- Given request: Write out each line from the data below that includes the word "JSON".

- Given entries:
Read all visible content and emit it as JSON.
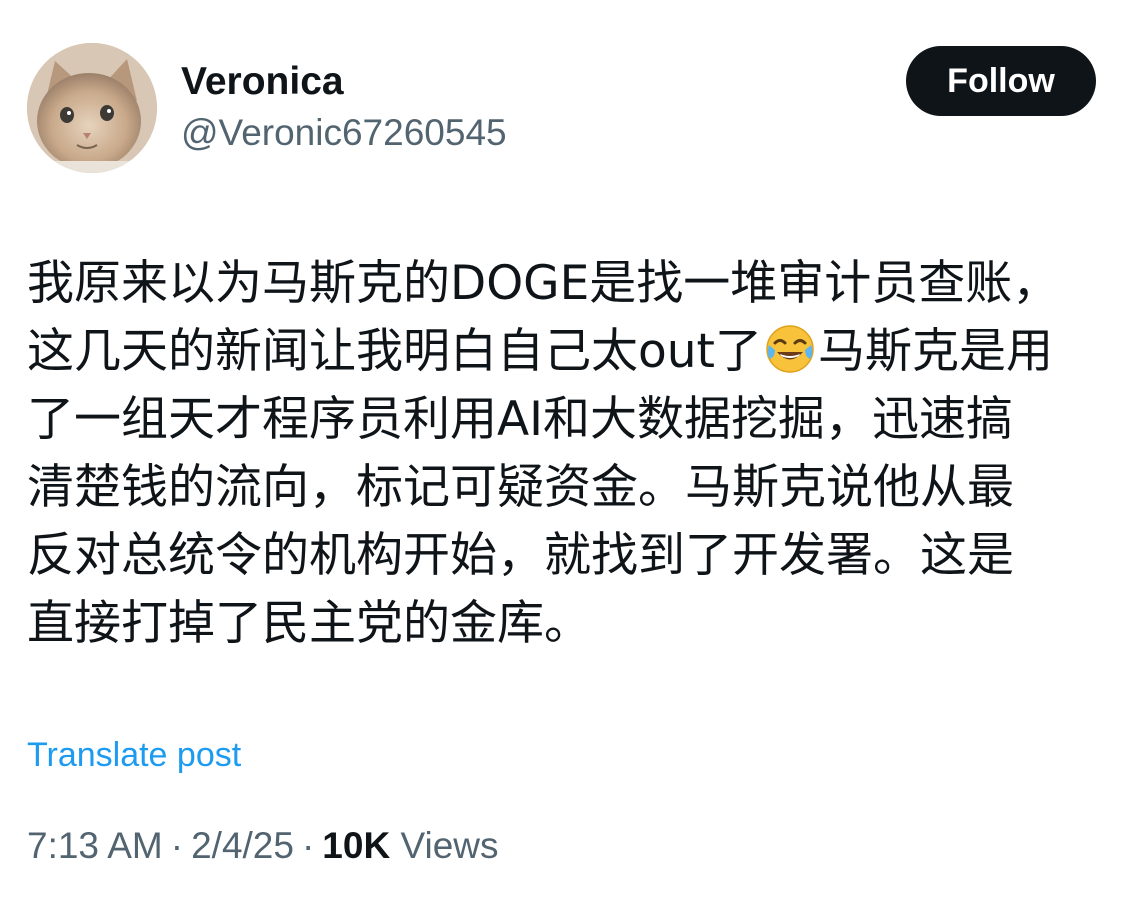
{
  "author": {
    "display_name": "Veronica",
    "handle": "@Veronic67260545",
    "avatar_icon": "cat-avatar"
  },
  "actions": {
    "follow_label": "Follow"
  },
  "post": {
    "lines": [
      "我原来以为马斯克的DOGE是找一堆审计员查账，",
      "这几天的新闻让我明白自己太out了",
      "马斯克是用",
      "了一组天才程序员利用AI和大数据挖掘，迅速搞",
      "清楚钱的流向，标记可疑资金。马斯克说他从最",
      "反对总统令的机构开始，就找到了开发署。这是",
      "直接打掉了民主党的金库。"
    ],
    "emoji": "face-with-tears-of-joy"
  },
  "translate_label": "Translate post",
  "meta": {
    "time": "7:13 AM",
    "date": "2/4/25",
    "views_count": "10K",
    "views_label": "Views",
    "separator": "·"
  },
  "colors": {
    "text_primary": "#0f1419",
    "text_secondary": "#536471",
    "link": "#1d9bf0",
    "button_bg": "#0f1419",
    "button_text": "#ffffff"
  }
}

--

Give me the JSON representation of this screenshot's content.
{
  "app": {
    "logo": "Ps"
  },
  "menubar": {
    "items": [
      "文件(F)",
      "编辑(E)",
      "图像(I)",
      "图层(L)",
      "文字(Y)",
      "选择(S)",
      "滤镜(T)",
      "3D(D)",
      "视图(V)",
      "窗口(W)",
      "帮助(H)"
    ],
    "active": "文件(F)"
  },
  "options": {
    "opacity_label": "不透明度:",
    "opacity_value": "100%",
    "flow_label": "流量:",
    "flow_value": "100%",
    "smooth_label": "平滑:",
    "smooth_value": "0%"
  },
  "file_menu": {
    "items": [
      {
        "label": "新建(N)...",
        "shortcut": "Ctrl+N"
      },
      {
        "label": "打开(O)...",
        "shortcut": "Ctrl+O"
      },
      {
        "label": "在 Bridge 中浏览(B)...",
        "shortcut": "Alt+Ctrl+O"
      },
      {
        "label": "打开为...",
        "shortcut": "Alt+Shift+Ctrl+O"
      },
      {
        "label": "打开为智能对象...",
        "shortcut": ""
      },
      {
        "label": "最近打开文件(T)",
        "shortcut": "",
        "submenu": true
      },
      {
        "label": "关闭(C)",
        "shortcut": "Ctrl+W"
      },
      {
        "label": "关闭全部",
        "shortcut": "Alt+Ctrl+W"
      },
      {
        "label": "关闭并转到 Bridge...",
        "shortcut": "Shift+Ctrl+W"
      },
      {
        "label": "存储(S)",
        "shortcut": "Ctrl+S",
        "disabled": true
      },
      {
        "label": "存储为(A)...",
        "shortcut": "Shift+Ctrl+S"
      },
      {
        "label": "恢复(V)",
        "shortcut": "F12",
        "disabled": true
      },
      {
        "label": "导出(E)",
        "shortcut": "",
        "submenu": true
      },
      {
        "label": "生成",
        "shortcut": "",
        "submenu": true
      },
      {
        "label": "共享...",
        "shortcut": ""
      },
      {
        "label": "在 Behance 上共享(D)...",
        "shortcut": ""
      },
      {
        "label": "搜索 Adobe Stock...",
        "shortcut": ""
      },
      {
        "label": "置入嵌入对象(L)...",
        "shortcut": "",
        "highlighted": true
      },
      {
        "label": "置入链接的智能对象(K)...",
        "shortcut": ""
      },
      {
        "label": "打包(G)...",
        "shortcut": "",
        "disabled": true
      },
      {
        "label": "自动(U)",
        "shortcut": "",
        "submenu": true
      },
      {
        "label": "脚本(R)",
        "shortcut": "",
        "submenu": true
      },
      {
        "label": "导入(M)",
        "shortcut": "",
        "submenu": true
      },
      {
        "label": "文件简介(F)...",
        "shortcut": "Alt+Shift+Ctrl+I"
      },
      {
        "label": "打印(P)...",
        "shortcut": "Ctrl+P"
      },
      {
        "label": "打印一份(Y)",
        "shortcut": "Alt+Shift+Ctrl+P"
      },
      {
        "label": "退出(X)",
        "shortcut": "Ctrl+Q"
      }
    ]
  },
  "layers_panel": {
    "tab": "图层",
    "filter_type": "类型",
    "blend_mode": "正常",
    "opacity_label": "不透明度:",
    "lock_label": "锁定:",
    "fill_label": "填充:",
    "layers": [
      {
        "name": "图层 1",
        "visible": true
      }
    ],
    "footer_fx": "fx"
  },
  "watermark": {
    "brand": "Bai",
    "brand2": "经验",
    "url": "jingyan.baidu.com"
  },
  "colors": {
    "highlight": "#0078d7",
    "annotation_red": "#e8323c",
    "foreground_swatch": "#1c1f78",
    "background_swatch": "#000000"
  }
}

- Response:
Read all visible content and emit it as JSON.
Give me the JSON representation of this screenshot's content.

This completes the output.